**STATED GOAL:** Return all lines in the material below that contain "panel".

[Entries with figure data]
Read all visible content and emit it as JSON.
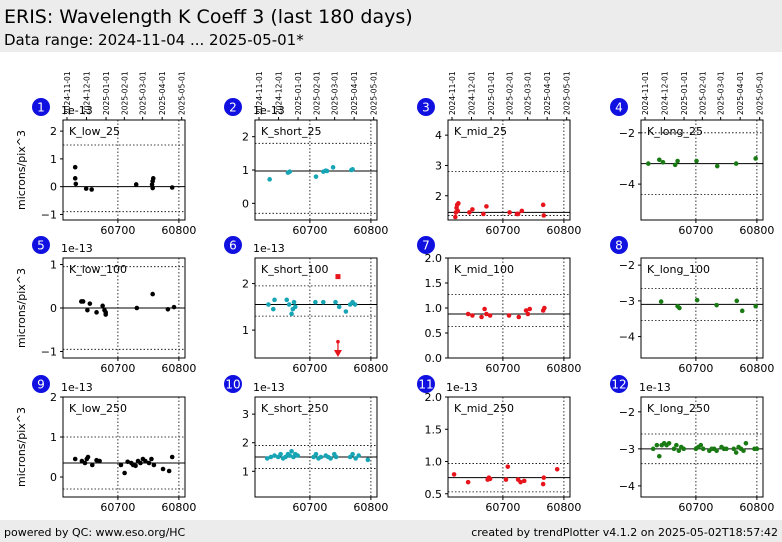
{
  "header": {
    "title": "ERIS: Wavelength K Coeff 3 (last 180 days)",
    "subtitle": "Data range: 2024-11-04 ... 2025-05-01*"
  },
  "footer": {
    "left": "powered by QC: www.eso.org/HC",
    "right": "created by trendPlotter v4.1.2 on 2025-05-02T18:57:42"
  },
  "date_ticks": [
    "2024-11-01",
    "2024-12-01",
    "2025-01-01",
    "2025-02-01",
    "2025-03-01",
    "2025-04-01",
    "2025-05-01"
  ],
  "colors": {
    "low": "#000000",
    "short": "#17a5b5",
    "mid": "#e8141c",
    "long": "#1a7a14",
    "badge": "#1010e0"
  },
  "chart_data": [
    {
      "type": "scatter",
      "panel": "1",
      "label": "K_low_25",
      "ylabel": "microns/pix^3",
      "multiplier": "1e-13",
      "ylim": [
        -1.2,
        2.4
      ],
      "yticks": [
        -1,
        0,
        1,
        2
      ],
      "xlim": [
        60610,
        60810
      ],
      "xticks": [
        60700,
        60800
      ],
      "ref": 0,
      "dotted": [
        -0.9,
        1.5
      ],
      "color": "low",
      "x": [
        60630,
        60630,
        60631,
        60648,
        60657,
        60730,
        60756,
        60757,
        60757,
        60758,
        60789
      ],
      "y": [
        0.7,
        0.3,
        0.1,
        -0.07,
        -0.1,
        0.08,
        0.08,
        0.2,
        -0.05,
        0.3,
        -0.03
      ]
    },
    {
      "type": "scatter",
      "panel": "2",
      "label": "K_short_25",
      "ylabel": "",
      "multiplier": "1e-13",
      "ylim": [
        -0.5,
        2.5
      ],
      "yticks": [
        0,
        1,
        2
      ],
      "xlim": [
        60610,
        60810
      ],
      "xticks": [
        60700,
        60800
      ],
      "ref": 0.97,
      "dotted": [
        -0.3,
        1.8
      ],
      "color": "short",
      "x": [
        60634,
        60664,
        60667,
        60710,
        60722,
        60726,
        60728,
        60738,
        60768,
        60770
      ],
      "y": [
        0.72,
        0.92,
        0.95,
        0.8,
        0.95,
        0.98,
        0.97,
        1.08,
        1.0,
        1.02
      ]
    },
    {
      "type": "scatter",
      "panel": "3",
      "label": "K_mid_25",
      "ylabel": "",
      "multiplier": "",
      "ylim": [
        1.2,
        4.5
      ],
      "yticks": [
        2,
        3,
        4
      ],
      "xlim": [
        60610,
        60810
      ],
      "xticks": [
        60700,
        60800
      ],
      "ref": 1.45,
      "dotted": [
        1.35,
        2.8
      ],
      "color": "mid",
      "x": [
        60622,
        60623,
        60624,
        60625,
        60626,
        60627,
        60645,
        60650,
        60668,
        60673,
        60711,
        60723,
        60725,
        60731,
        60766,
        60767
      ],
      "y": [
        1.3,
        1.45,
        1.6,
        1.7,
        1.5,
        1.75,
        1.45,
        1.55,
        1.4,
        1.65,
        1.45,
        1.4,
        1.4,
        1.5,
        1.7,
        1.35
      ]
    },
    {
      "type": "scatter",
      "panel": "4",
      "label": "K_long_25",
      "ylabel": "",
      "multiplier": "",
      "ylim": [
        -5.4,
        -1.5
      ],
      "yticks": [
        -4,
        -2
      ],
      "xlim": [
        60610,
        60810
      ],
      "xticks": [
        60700,
        60800
      ],
      "ref": -3.2,
      "dotted": [
        -4.4,
        -2.0
      ],
      "color": "long",
      "x": [
        60622,
        60640,
        60646,
        60666,
        60670,
        60701,
        60735,
        60766,
        60798
      ],
      "y": [
        -3.2,
        -3.05,
        -3.15,
        -3.25,
        -3.1,
        -3.1,
        -3.3,
        -3.2,
        -3.0
      ]
    },
    {
      "type": "scatter",
      "panel": "5",
      "label": "K_low_100",
      "ylabel": "microns/pix^3",
      "multiplier": "1e-13",
      "ylim": [
        -1.15,
        1.15
      ],
      "yticks": [
        -1,
        0,
        1
      ],
      "xlim": [
        60610,
        60810
      ],
      "xticks": [
        60700,
        60800
      ],
      "ref": 0,
      "dotted": [
        -0.95,
        0.95
      ],
      "color": "low",
      "x": [
        60640,
        60643,
        60650,
        60654,
        60665,
        60675,
        60678,
        60680,
        60680,
        60731,
        60757,
        60782,
        60792
      ],
      "y": [
        0.15,
        0.15,
        -0.05,
        0.1,
        -0.1,
        0.05,
        -0.05,
        -0.1,
        -0.15,
        0.0,
        0.32,
        -0.03,
        0.02
      ]
    },
    {
      "type": "scatter",
      "panel": "6",
      "label": "K_short_100",
      "ylabel": "",
      "multiplier": "1e-13",
      "ylim": [
        0.4,
        2.55
      ],
      "yticks": [
        1,
        2
      ],
      "xlim": [
        60610,
        60810
      ],
      "xticks": [
        60700,
        60800
      ],
      "ref": 1.55,
      "dotted": [
        1.3,
        1.95
      ],
      "color": "short",
      "x": [
        60632,
        60640,
        60642,
        60662,
        60666,
        60670,
        60672,
        60674,
        60676,
        60709,
        60722,
        60742,
        60748,
        60759,
        60766,
        60770,
        60774
      ],
      "y": [
        1.55,
        1.45,
        1.65,
        1.65,
        1.55,
        1.35,
        1.45,
        1.6,
        1.5,
        1.6,
        1.6,
        1.6,
        1.5,
        1.4,
        1.55,
        1.6,
        1.55
      ],
      "outliers": [
        {
          "x": 60746,
          "y": 2.15
        }
      ],
      "arrow": {
        "x": 60746,
        "y_from": 0.75
      }
    },
    {
      "type": "scatter",
      "panel": "7",
      "label": "K_mid_100",
      "ylabel": "",
      "multiplier": "",
      "ylim": [
        0.0,
        2.0
      ],
      "yticks": [
        0.0,
        0.5,
        1.0,
        1.5,
        2.0
      ],
      "xlim": [
        60610,
        60810
      ],
      "xticks": [
        60700,
        60800
      ],
      "ref": 0.88,
      "dotted": [
        0.63,
        1.27
      ],
      "color": "mid",
      "x": [
        60643,
        60650,
        60665,
        60670,
        60673,
        60679,
        60710,
        60726,
        60738,
        60741,
        60744,
        60766,
        60768
      ],
      "y": [
        0.88,
        0.85,
        0.82,
        0.98,
        0.88,
        0.85,
        0.85,
        0.82,
        0.95,
        0.88,
        0.98,
        0.95,
        1.0
      ]
    },
    {
      "type": "scatter",
      "panel": "8",
      "label": "K_long_100",
      "ylabel": "",
      "multiplier": "",
      "ylim": [
        -4.6,
        -1.8
      ],
      "yticks": [
        -4,
        -3,
        -2
      ],
      "xlim": [
        60610,
        60810
      ],
      "xticks": [
        60700,
        60800
      ],
      "ref": -3.1,
      "dotted": [
        -3.55,
        -2.65
      ],
      "color": "long",
      "x": [
        60643,
        60670,
        60673,
        60702,
        60734,
        60767,
        60776,
        60798
      ],
      "y": [
        -3.02,
        -3.15,
        -3.2,
        -2.98,
        -3.12,
        -3.0,
        -3.28,
        -3.15
      ]
    },
    {
      "type": "scatter",
      "panel": "9",
      "label": "K_low_250",
      "ylabel": "microns/pix^3",
      "multiplier": "1e-13",
      "ylim": [
        -0.5,
        2.0
      ],
      "yticks": [
        0,
        1,
        2
      ],
      "xlim": [
        60610,
        60810
      ],
      "xticks": [
        60700,
        60800
      ],
      "ref": 0.35,
      "dotted": [
        -0.3,
        1.0
      ],
      "color": "low",
      "x": [
        60630,
        60641,
        60646,
        60649,
        60651,
        60658,
        60665,
        60670,
        60705,
        60711,
        60716,
        60722,
        60725,
        60729,
        60733,
        60737,
        60741,
        60745,
        60751,
        60755,
        60759,
        60774,
        60784,
        60789
      ],
      "y": [
        0.45,
        0.4,
        0.35,
        0.45,
        0.5,
        0.3,
        0.42,
        0.4,
        0.3,
        0.1,
        0.38,
        0.35,
        0.3,
        0.28,
        0.4,
        0.35,
        0.45,
        0.4,
        0.35,
        0.45,
        0.3,
        0.2,
        0.15,
        0.5
      ]
    },
    {
      "type": "scatter",
      "panel": "10",
      "label": "K_short_250",
      "ylabel": "",
      "multiplier": "1e-13",
      "ylim": [
        0.1,
        3.6
      ],
      "yticks": [
        1,
        2,
        3
      ],
      "xlim": [
        60610,
        60810
      ],
      "xticks": [
        60700,
        60800
      ],
      "ref": 1.5,
      "dotted": [
        1.1,
        1.9
      ],
      "color": "short",
      "x": [
        60630,
        60636,
        60642,
        60648,
        60652,
        60656,
        60660,
        60664,
        60667,
        60670,
        60673,
        60676,
        60680,
        60706,
        60710,
        60714,
        60718,
        60726,
        60730,
        60734,
        60740,
        60743,
        60766,
        60770,
        60775,
        60780,
        60795
      ],
      "y": [
        1.45,
        1.5,
        1.55,
        1.5,
        1.6,
        1.45,
        1.5,
        1.6,
        1.55,
        1.7,
        1.5,
        1.6,
        1.55,
        1.5,
        1.6,
        1.45,
        1.5,
        1.55,
        1.5,
        1.45,
        1.6,
        1.5,
        1.5,
        1.6,
        1.45,
        1.55,
        1.4
      ]
    },
    {
      "type": "scatter",
      "panel": "11",
      "label": "K_mid_250",
      "ylabel": "",
      "multiplier": "1e-13",
      "ylim": [
        0.45,
        2.0
      ],
      "yticks": [
        0.5,
        1.0,
        1.5,
        2.0
      ],
      "xlim": [
        60610,
        60810
      ],
      "xticks": [
        60700,
        60800
      ],
      "ref": 0.75,
      "dotted": [
        0.53,
        0.97
      ],
      "color": "mid",
      "x": [
        60620,
        60643,
        60675,
        60677,
        60679,
        60705,
        60708,
        60725,
        60729,
        60735,
        60766,
        60767,
        60789
      ],
      "y": [
        0.8,
        0.68,
        0.72,
        0.75,
        0.73,
        0.72,
        0.92,
        0.72,
        0.68,
        0.7,
        0.65,
        0.75,
        0.88
      ]
    },
    {
      "type": "scatter",
      "panel": "12",
      "label": "K_long_250",
      "ylabel": "",
      "multiplier": "1e-13",
      "ylim": [
        -4.3,
        -1.6
      ],
      "yticks": [
        -4,
        -3,
        -2
      ],
      "xlim": [
        60610,
        60810
      ],
      "xticks": [
        60700,
        60800
      ],
      "ref": -3.0,
      "dotted": [
        -3.4,
        -2.6
      ],
      "color": "long",
      "x": [
        60630,
        60636,
        60640,
        60644,
        60648,
        60652,
        60656,
        60664,
        60668,
        60672,
        60676,
        60680,
        60700,
        60704,
        60708,
        60712,
        60722,
        60726,
        60730,
        60734,
        60742,
        60746,
        60750,
        60762,
        60766,
        60770,
        60774,
        60778,
        60782,
        60796,
        60800
      ],
      "y": [
        -3.0,
        -2.9,
        -3.2,
        -2.9,
        -2.85,
        -2.9,
        -2.85,
        -3.0,
        -2.9,
        -3.05,
        -2.95,
        -3.0,
        -3.0,
        -2.95,
        -2.9,
        -3.0,
        -3.05,
        -3.0,
        -3.0,
        -3.05,
        -2.95,
        -3.0,
        -3.0,
        -3.0,
        -3.1,
        -2.95,
        -3.0,
        -3.05,
        -2.85,
        -3.0,
        -3.0
      ]
    }
  ]
}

**WRITTEN SOLUTION:**
      "panel": "1",
      "panel": "2",
      "panel": "3",
      "panel": "4",
      "panel": "5",
      "panel": "6",
      "panel": "7",
      "panel": "8",
      "panel": "9",
      "panel": "10",
      "panel": "11",
      "panel": "12",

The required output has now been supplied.